• Excerpts from a figure dataset
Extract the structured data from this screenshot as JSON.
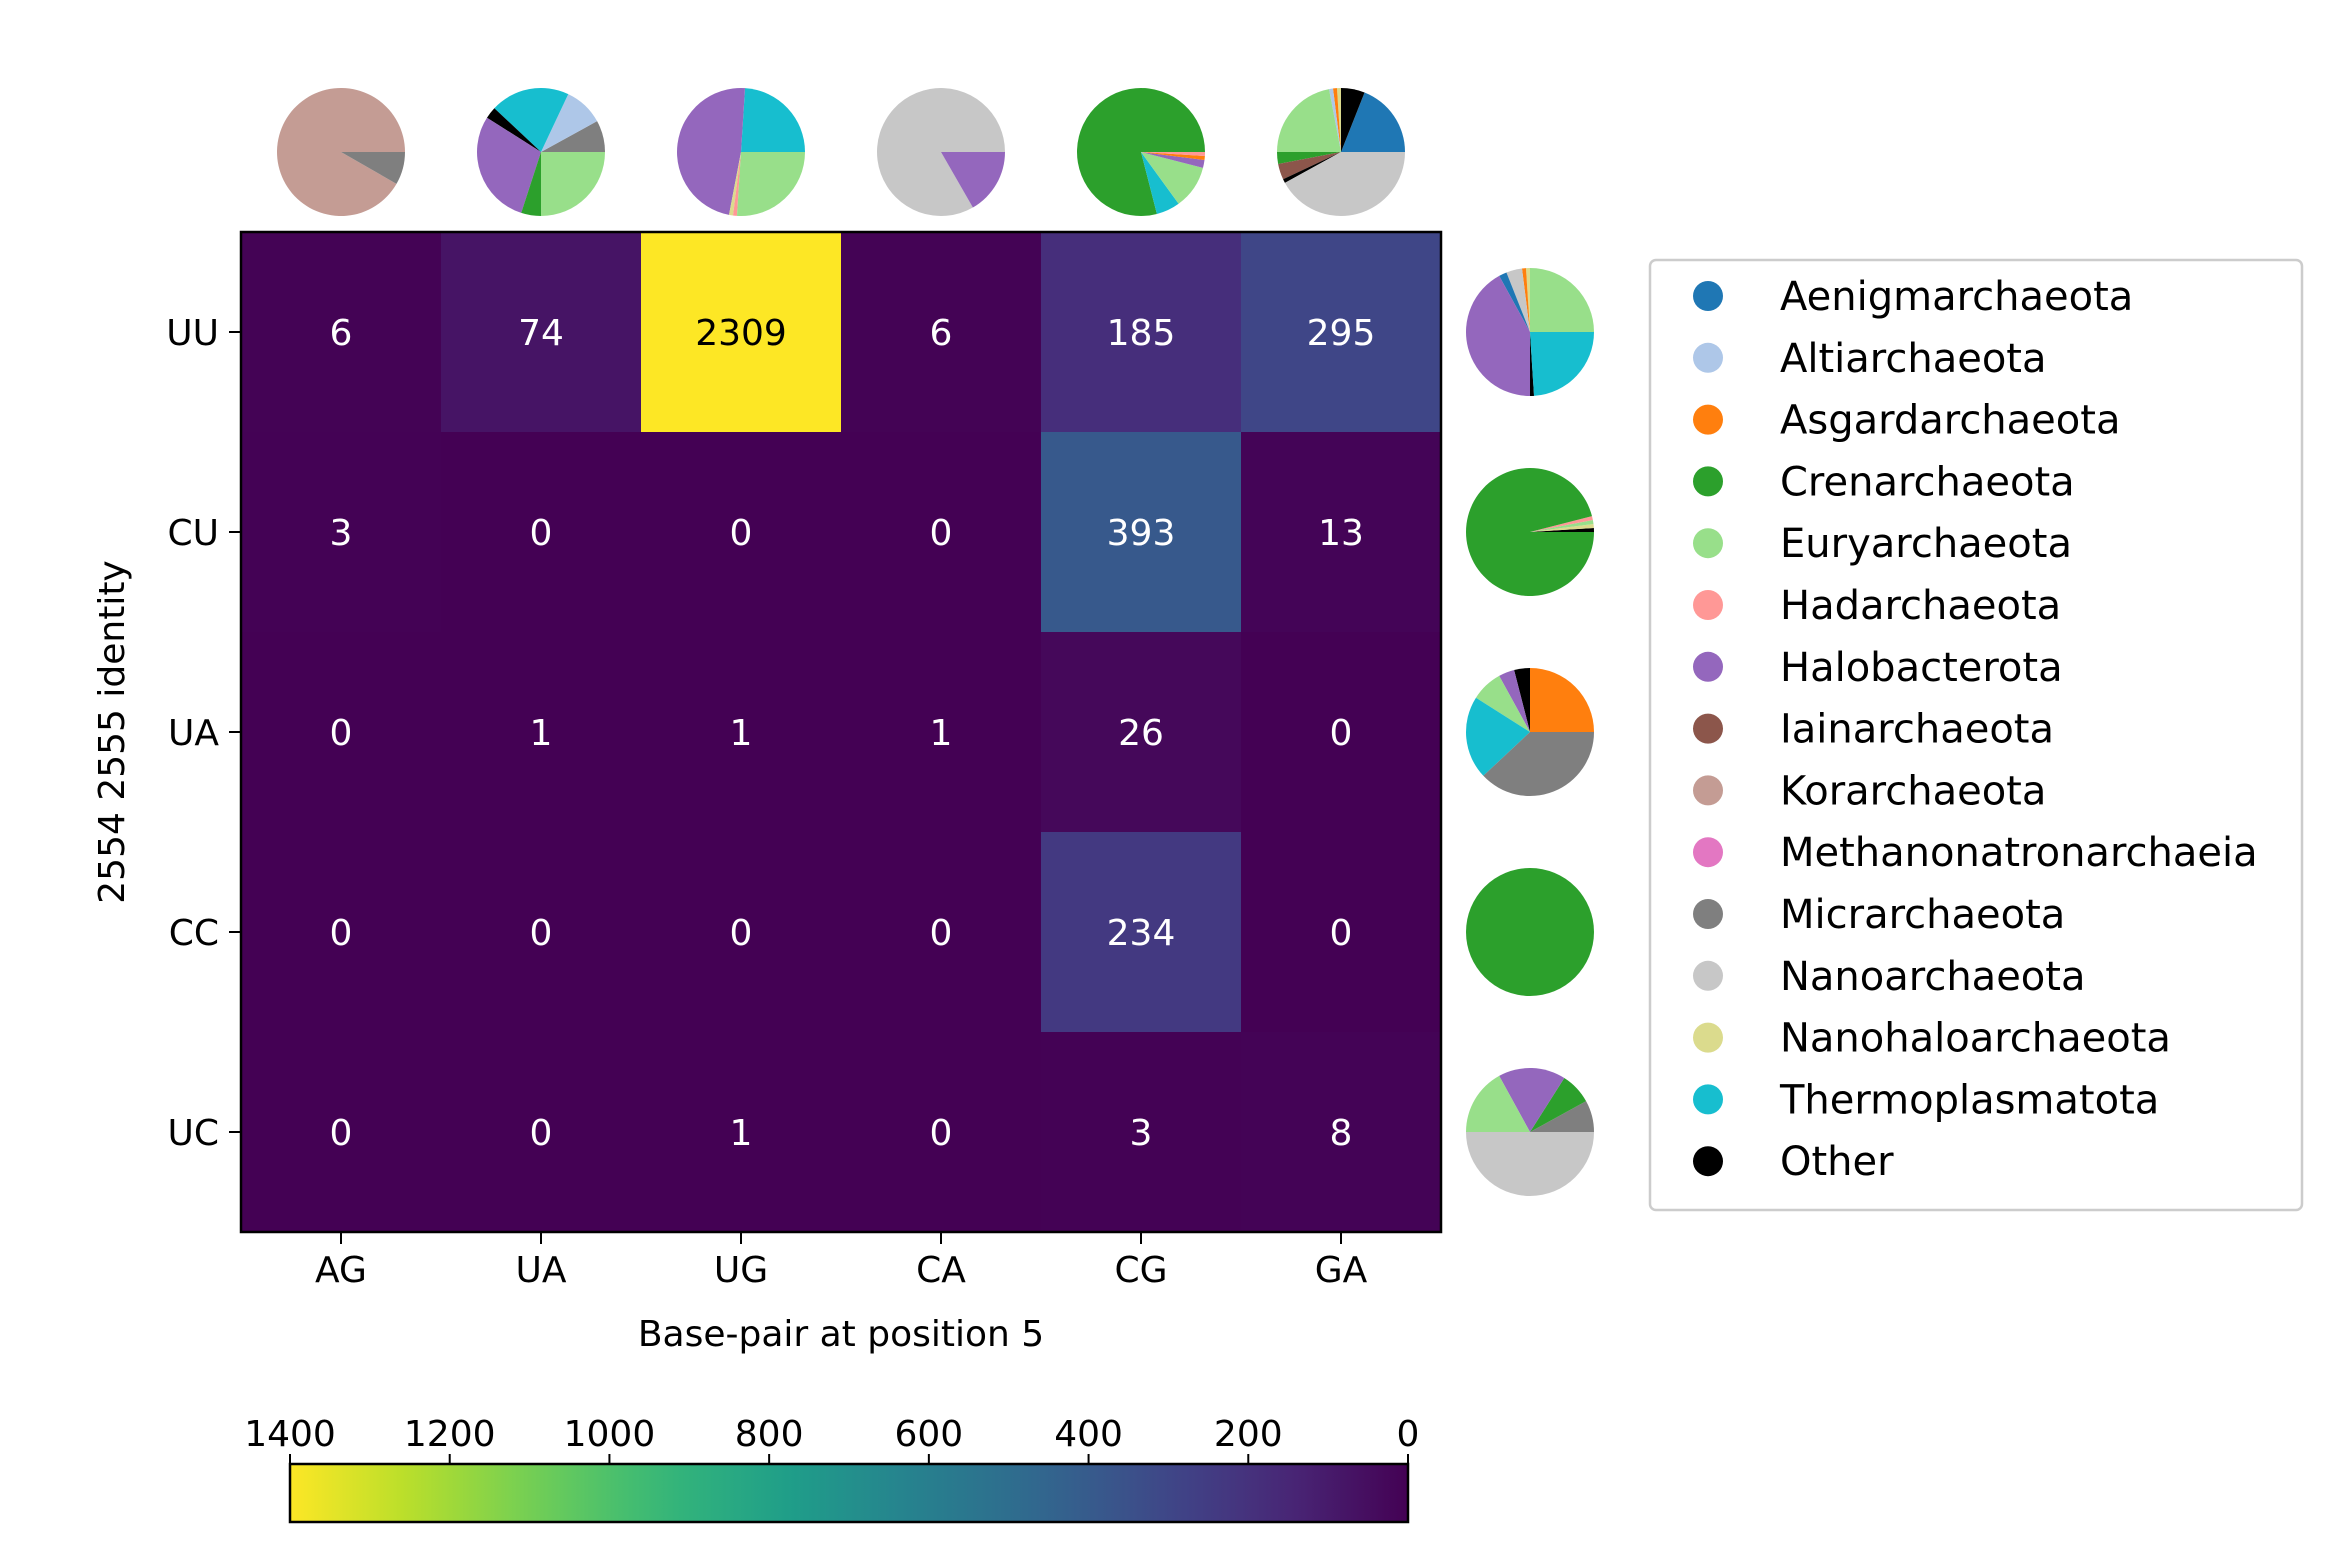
{
  "chart_data": {
    "type": "heatmap",
    "xlabel": "Base-pair at position 5",
    "ylabel": "2554 2555 identity",
    "x_categories": [
      "AG",
      "UA",
      "UG",
      "CA",
      "CG",
      "GA"
    ],
    "y_categories": [
      "UU",
      "CU",
      "UA",
      "CC",
      "UC"
    ],
    "values": [
      [
        6,
        74,
        2309,
        6,
        185,
        295
      ],
      [
        3,
        0,
        0,
        0,
        393,
        13
      ],
      [
        0,
        1,
        1,
        1,
        26,
        0
      ],
      [
        0,
        0,
        0,
        0,
        234,
        0
      ],
      [
        0,
        0,
        1,
        0,
        3,
        8
      ]
    ],
    "colorbar": {
      "colormap": "viridis",
      "range": [
        0,
        1400
      ],
      "direction": "reversed",
      "ticks": [
        "1400",
        "1200",
        "1000",
        "800",
        "600",
        "400",
        "200",
        "0"
      ]
    },
    "legend": {
      "placement": "right",
      "entries": [
        {
          "name": "Aenigmarchaeota",
          "color": "#1f77b4"
        },
        {
          "name": "Altiarchaeota",
          "color": "#aec7e8"
        },
        {
          "name": "Asgardarchaeota",
          "color": "#ff7f0e"
        },
        {
          "name": "Crenarchaeota",
          "color": "#2ca02c"
        },
        {
          "name": "Euryarchaeota",
          "color": "#98df8a"
        },
        {
          "name": "Hadarchaeota",
          "color": "#ff9896"
        },
        {
          "name": "Halobacterota",
          "color": "#9467bd"
        },
        {
          "name": "Iainarchaeota",
          "color": "#8c564b"
        },
        {
          "name": "Korarchaeota",
          "color": "#c49c94"
        },
        {
          "name": "Methanonatronarchaeia",
          "color": "#e377c2"
        },
        {
          "name": "Micrarchaeota",
          "color": "#7f7f7f"
        },
        {
          "name": "Nanoarchaeota",
          "color": "#c7c7c7"
        },
        {
          "name": "Nanohaloarchaeota",
          "color": "#dbdb8d"
        },
        {
          "name": "Thermoplasmatota",
          "color": "#17becf"
        },
        {
          "name": "Other",
          "color": "#000000"
        }
      ]
    },
    "column_pies": [
      {
        "category": "AG",
        "slices": [
          {
            "taxon": "Korarchaeota",
            "value": 0.917
          },
          {
            "taxon": "Micrarchaeota",
            "value": 0.083
          }
        ]
      },
      {
        "category": "UA",
        "slices": [
          {
            "taxon": "Micrarchaeota",
            "value": 0.08
          },
          {
            "taxon": "Altiarchaeota",
            "value": 0.1
          },
          {
            "taxon": "Thermoplasmatota",
            "value": 0.2
          },
          {
            "taxon": "Other",
            "value": 0.03
          },
          {
            "taxon": "Halobacterota",
            "value": 0.29
          },
          {
            "taxon": "Crenarchaeota",
            "value": 0.05
          },
          {
            "taxon": "Euryarchaeota",
            "value": 0.25
          }
        ]
      },
      {
        "category": "UG",
        "slices": [
          {
            "taxon": "Thermoplasmatota",
            "value": 0.24
          },
          {
            "taxon": "Halobacterota",
            "value": 0.48
          },
          {
            "taxon": "Nanohaloarchaeota",
            "value": 0.01
          },
          {
            "taxon": "Hadarchaeota",
            "value": 0.01
          },
          {
            "taxon": "Euryarchaeota",
            "value": 0.26
          }
        ]
      },
      {
        "category": "CA",
        "slices": [
          {
            "taxon": "Nanoarchaeota",
            "value": 0.833
          },
          {
            "taxon": "Halobacterota",
            "value": 0.167
          }
        ]
      },
      {
        "category": "CG",
        "slices": [
          {
            "taxon": "Crenarchaeota",
            "value": 0.79
          },
          {
            "taxon": "Thermoplasmatota",
            "value": 0.06
          },
          {
            "taxon": "Euryarchaeota",
            "value": 0.11
          },
          {
            "taxon": "Halobacterota",
            "value": 0.02
          },
          {
            "taxon": "Asgardarchaeota",
            "value": 0.01
          },
          {
            "taxon": "Hadarchaeota",
            "value": 0.01
          }
        ]
      },
      {
        "category": "GA",
        "slices": [
          {
            "taxon": "Aenigmarchaeota",
            "value": 0.19
          },
          {
            "taxon": "Other",
            "value": 0.06
          },
          {
            "taxon": "Nanohaloarchaeota",
            "value": 0.01
          },
          {
            "taxon": "Asgardarchaeota",
            "value": 0.01
          },
          {
            "taxon": "Altiarchaeota",
            "value": 0.01
          },
          {
            "taxon": "Euryarchaeota",
            "value": 0.22
          },
          {
            "taxon": "Crenarchaeota",
            "value": 0.03
          },
          {
            "taxon": "Iainarchaeota",
            "value": 0.04
          },
          {
            "taxon": "Other",
            "value": 0.01
          },
          {
            "taxon": "Nanoarchaeota",
            "value": 0.42
          }
        ]
      }
    ],
    "row_pies": [
      {
        "category": "UU",
        "slices": [
          {
            "taxon": "Euryarchaeota",
            "value": 0.25
          },
          {
            "taxon": "Nanohaloarchaeota",
            "value": 0.01
          },
          {
            "taxon": "Asgardarchaeota",
            "value": 0.01
          },
          {
            "taxon": "Nanoarchaeota",
            "value": 0.04
          },
          {
            "taxon": "Aenigmarchaeota",
            "value": 0.02
          },
          {
            "taxon": "Halobacterota",
            "value": 0.42
          },
          {
            "taxon": "Other",
            "value": 0.01
          },
          {
            "taxon": "Thermoplasmatota",
            "value": 0.24
          }
        ]
      },
      {
        "category": "CU",
        "slices": [
          {
            "taxon": "Other",
            "value": 0.01
          },
          {
            "taxon": "Nanohaloarchaeota",
            "value": 0.01
          },
          {
            "taxon": "Euryarchaeota",
            "value": 0.01
          },
          {
            "taxon": "Hadarchaeota",
            "value": 0.01
          },
          {
            "taxon": "Crenarchaeota",
            "value": 0.96
          }
        ]
      },
      {
        "category": "UA",
        "slices": [
          {
            "taxon": "Asgardarchaeota",
            "value": 0.25
          },
          {
            "taxon": "Other",
            "value": 0.04
          },
          {
            "taxon": "Halobacterota",
            "value": 0.04
          },
          {
            "taxon": "Euryarchaeota",
            "value": 0.08
          },
          {
            "taxon": "Thermoplasmatota",
            "value": 0.21
          },
          {
            "taxon": "Micrarchaeota",
            "value": 0.38
          }
        ]
      },
      {
        "category": "CC",
        "slices": [
          {
            "taxon": "Crenarchaeota",
            "value": 1.0
          }
        ]
      },
      {
        "category": "UC",
        "slices": [
          {
            "taxon": "Micrarchaeota",
            "value": 0.08
          },
          {
            "taxon": "Crenarchaeota",
            "value": 0.08
          },
          {
            "taxon": "Halobacterota",
            "value": 0.17
          },
          {
            "taxon": "Euryarchaeota",
            "value": 0.17
          },
          {
            "taxon": "Nanoarchaeota",
            "value": 0.5
          }
        ]
      }
    ]
  }
}
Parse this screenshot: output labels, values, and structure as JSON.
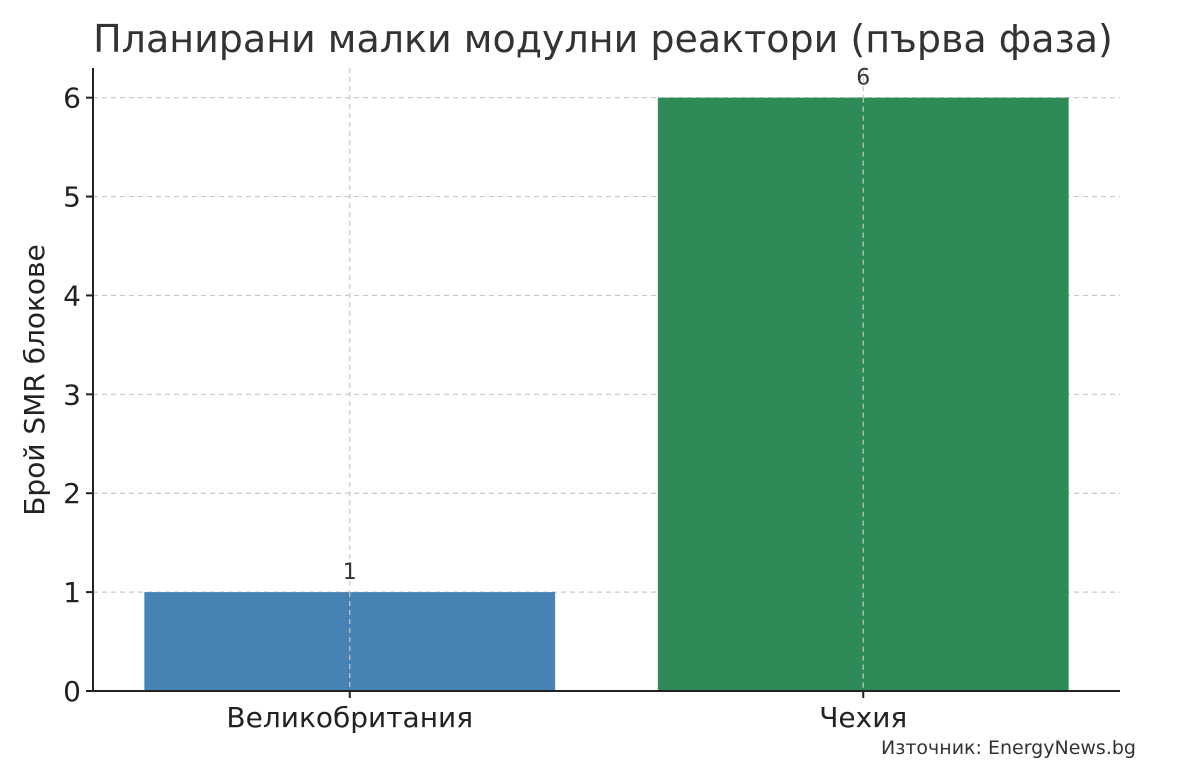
{
  "chart_data": {
    "type": "bar",
    "title": "Планирани малки модулни реактори (първа фаза)",
    "xlabel": "",
    "ylabel": "Брой SMR блокове",
    "categories": [
      "Великобритания",
      "Чехия"
    ],
    "values": [
      1,
      6
    ],
    "data_labels": [
      "1",
      "6"
    ],
    "bar_colors": [
      "#4682b4",
      "#2e8b57"
    ],
    "ylim": [
      0,
      6.3
    ],
    "yticks": [
      0,
      1,
      2,
      3,
      4,
      5,
      6
    ],
    "ytick_labels": [
      "0",
      "1",
      "2",
      "3",
      "4",
      "5",
      "6"
    ],
    "grid": true,
    "annotations": [
      "Източник: EnergyNews.bg"
    ]
  }
}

• BRIEF
Transcribe the records verbatim and omit the images.

• THE RESULT
Extract the structured data from this screenshot as JSON.
{
  "chart_data": {
    "type": "heatmap",
    "xlabel": "Base-pair at position 5",
    "ylabel": "2554 2555 identity",
    "x_categories": [
      "AG",
      "UA",
      "UG",
      "CA",
      "CG",
      "GA"
    ],
    "y_categories": [
      "UU",
      "CU",
      "UA",
      "CC",
      "UC"
    ],
    "values": [
      [
        6,
        74,
        2309,
        6,
        185,
        295
      ],
      [
        3,
        0,
        0,
        0,
        393,
        13
      ],
      [
        0,
        1,
        1,
        1,
        26,
        0
      ],
      [
        0,
        0,
        0,
        0,
        234,
        0
      ],
      [
        0,
        0,
        1,
        0,
        3,
        8
      ]
    ],
    "colorbar": {
      "colormap": "viridis",
      "range": [
        0,
        1400
      ],
      "direction": "reversed",
      "ticks": [
        "1400",
        "1200",
        "1000",
        "800",
        "600",
        "400",
        "200",
        "0"
      ]
    },
    "legend": {
      "placement": "right",
      "entries": [
        {
          "name": "Aenigmarchaeota",
          "color": "#1f77b4"
        },
        {
          "name": "Altiarchaeota",
          "color": "#aec7e8"
        },
        {
          "name": "Asgardarchaeota",
          "color": "#ff7f0e"
        },
        {
          "name": "Crenarchaeota",
          "color": "#2ca02c"
        },
        {
          "name": "Euryarchaeota",
          "color": "#98df8a"
        },
        {
          "name": "Hadarchaeota",
          "color": "#ff9896"
        },
        {
          "name": "Halobacterota",
          "color": "#9467bd"
        },
        {
          "name": "Iainarchaeota",
          "color": "#8c564b"
        },
        {
          "name": "Korarchaeota",
          "color": "#c49c94"
        },
        {
          "name": "Methanonatronarchaeia",
          "color": "#e377c2"
        },
        {
          "name": "Micrarchaeota",
          "color": "#7f7f7f"
        },
        {
          "name": "Nanoarchaeota",
          "color": "#c7c7c7"
        },
        {
          "name": "Nanohaloarchaeota",
          "color": "#dbdb8d"
        },
        {
          "name": "Thermoplasmatota",
          "color": "#17becf"
        },
        {
          "name": "Other",
          "color": "#000000"
        }
      ]
    },
    "column_pies": [
      {
        "category": "AG",
        "slices": [
          {
            "taxon": "Korarchaeota",
            "value": 0.917
          },
          {
            "taxon": "Micrarchaeota",
            "value": 0.083
          }
        ]
      },
      {
        "category": "UA",
        "slices": [
          {
            "taxon": "Micrarchaeota",
            "value": 0.08
          },
          {
            "taxon": "Altiarchaeota",
            "value": 0.1
          },
          {
            "taxon": "Thermoplasmatota",
            "value": 0.2
          },
          {
            "taxon": "Other",
            "value": 0.03
          },
          {
            "taxon": "Halobacterota",
            "value": 0.29
          },
          {
            "taxon": "Crenarchaeota",
            "value": 0.05
          },
          {
            "taxon": "Euryarchaeota",
            "value": 0.25
          }
        ]
      },
      {
        "category": "UG",
        "slices": [
          {
            "taxon": "Thermoplasmatota",
            "value": 0.24
          },
          {
            "taxon": "Halobacterota",
            "value": 0.48
          },
          {
            "taxon": "Nanohaloarchaeota",
            "value": 0.01
          },
          {
            "taxon": "Hadarchaeota",
            "value": 0.01
          },
          {
            "taxon": "Euryarchaeota",
            "value": 0.26
          }
        ]
      },
      {
        "category": "CA",
        "slices": [
          {
            "taxon": "Nanoarchaeota",
            "value": 0.833
          },
          {
            "taxon": "Halobacterota",
            "value": 0.167
          }
        ]
      },
      {
        "category": "CG",
        "slices": [
          {
            "taxon": "Crenarchaeota",
            "value": 0.79
          },
          {
            "taxon": "Thermoplasmatota",
            "value": 0.06
          },
          {
            "taxon": "Euryarchaeota",
            "value": 0.11
          },
          {
            "taxon": "Halobacterota",
            "value": 0.02
          },
          {
            "taxon": "Asgardarchaeota",
            "value": 0.01
          },
          {
            "taxon": "Hadarchaeota",
            "value": 0.01
          }
        ]
      },
      {
        "category": "GA",
        "slices": [
          {
            "taxon": "Aenigmarchaeota",
            "value": 0.19
          },
          {
            "taxon": "Other",
            "value": 0.06
          },
          {
            "taxon": "Nanohaloarchaeota",
            "value": 0.01
          },
          {
            "taxon": "Asgardarchaeota",
            "value": 0.01
          },
          {
            "taxon": "Altiarchaeota",
            "value": 0.01
          },
          {
            "taxon": "Euryarchaeota",
            "value": 0.22
          },
          {
            "taxon": "Crenarchaeota",
            "value": 0.03
          },
          {
            "taxon": "Iainarchaeota",
            "value": 0.04
          },
          {
            "taxon": "Other",
            "value": 0.01
          },
          {
            "taxon": "Nanoarchaeota",
            "value": 0.42
          }
        ]
      }
    ],
    "row_pies": [
      {
        "category": "UU",
        "slices": [
          {
            "taxon": "Euryarchaeota",
            "value": 0.25
          },
          {
            "taxon": "Nanohaloarchaeota",
            "value": 0.01
          },
          {
            "taxon": "Asgardarchaeota",
            "value": 0.01
          },
          {
            "taxon": "Nanoarchaeota",
            "value": 0.04
          },
          {
            "taxon": "Aenigmarchaeota",
            "value": 0.02
          },
          {
            "taxon": "Halobacterota",
            "value": 0.42
          },
          {
            "taxon": "Other",
            "value": 0.01
          },
          {
            "taxon": "Thermoplasmatota",
            "value": 0.24
          }
        ]
      },
      {
        "category": "CU",
        "slices": [
          {
            "taxon": "Other",
            "value": 0.01
          },
          {
            "taxon": "Nanohaloarchaeota",
            "value": 0.01
          },
          {
            "taxon": "Euryarchaeota",
            "value": 0.01
          },
          {
            "taxon": "Hadarchaeota",
            "value": 0.01
          },
          {
            "taxon": "Crenarchaeota",
            "value": 0.96
          }
        ]
      },
      {
        "category": "UA",
        "slices": [
          {
            "taxon": "Asgardarchaeota",
            "value": 0.25
          },
          {
            "taxon": "Other",
            "value": 0.04
          },
          {
            "taxon": "Halobacterota",
            "value": 0.04
          },
          {
            "taxon": "Euryarchaeota",
            "value": 0.08
          },
          {
            "taxon": "Thermoplasmatota",
            "value": 0.21
          },
          {
            "taxon": "Micrarchaeota",
            "value": 0.38
          }
        ]
      },
      {
        "category": "CC",
        "slices": [
          {
            "taxon": "Crenarchaeota",
            "value": 1.0
          }
        ]
      },
      {
        "category": "UC",
        "slices": [
          {
            "taxon": "Micrarchaeota",
            "value": 0.08
          },
          {
            "taxon": "Crenarchaeota",
            "value": 0.08
          },
          {
            "taxon": "Halobacterota",
            "value": 0.17
          },
          {
            "taxon": "Euryarchaeota",
            "value": 0.17
          },
          {
            "taxon": "Nanoarchaeota",
            "value": 0.5
          }
        ]
      }
    ]
  }
}
Parse this screenshot: output labels, values, and structure as JSON.
{
  "chart_data": {
    "type": "bar",
    "title": "Планирани малки модулни реактори (първа фаза)",
    "xlabel": "",
    "ylabel": "Брой SMR блокове",
    "categories": [
      "Великобритания",
      "Чехия"
    ],
    "values": [
      1,
      6
    ],
    "data_labels": [
      "1",
      "6"
    ],
    "bar_colors": [
      "#4682b4",
      "#2e8b57"
    ],
    "ylim": [
      0,
      6.3
    ],
    "yticks": [
      0,
      1,
      2,
      3,
      4,
      5,
      6
    ],
    "ytick_labels": [
      "0",
      "1",
      "2",
      "3",
      "4",
      "5",
      "6"
    ],
    "grid": true,
    "annotations": [
      "Източник: EnergyNews.bg"
    ]
  }
}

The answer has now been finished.